#### [Task objective]
Search the data below for the string "title". Extract every line that contains it.

#### [Task material]
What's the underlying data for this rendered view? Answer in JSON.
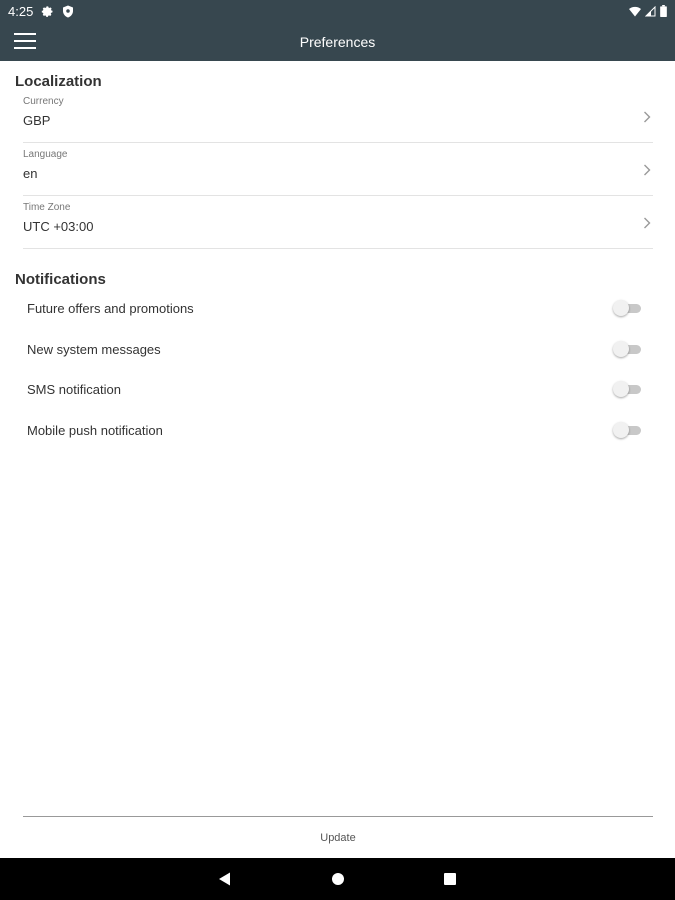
{
  "status_bar": {
    "time": "4:25",
    "icons": [
      "gear-icon",
      "shield-icon",
      "wifi-icon",
      "signal-icon",
      "battery-icon"
    ]
  },
  "app_bar": {
    "title": "Preferences",
    "menu_icon": "hamburger-menu-icon"
  },
  "localization": {
    "title": "Localization",
    "items": [
      {
        "label": "Currency",
        "value": "GBP"
      },
      {
        "label": "Language",
        "value": "en"
      },
      {
        "label": "Time Zone",
        "value": "UTC +03:00"
      }
    ]
  },
  "notifications": {
    "title": "Notifications",
    "items": [
      {
        "label": "Future offers and promotions",
        "enabled": false
      },
      {
        "label": "New system messages",
        "enabled": false
      },
      {
        "label": "SMS notification",
        "enabled": false
      },
      {
        "label": "Mobile push notification",
        "enabled": false
      }
    ]
  },
  "footer": {
    "update_label": "Update"
  },
  "nav_bar": {
    "icons": [
      "back-icon",
      "home-icon",
      "recents-icon"
    ]
  },
  "colors": {
    "app_bar": "#37474f",
    "toggle_off_track": "#c8c8c8",
    "toggle_off_knob": "#f1f1f1"
  }
}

#### [Answer to this problem]
    "title": "Preferences",
    "title": "Localization",
    "title": "Notifications",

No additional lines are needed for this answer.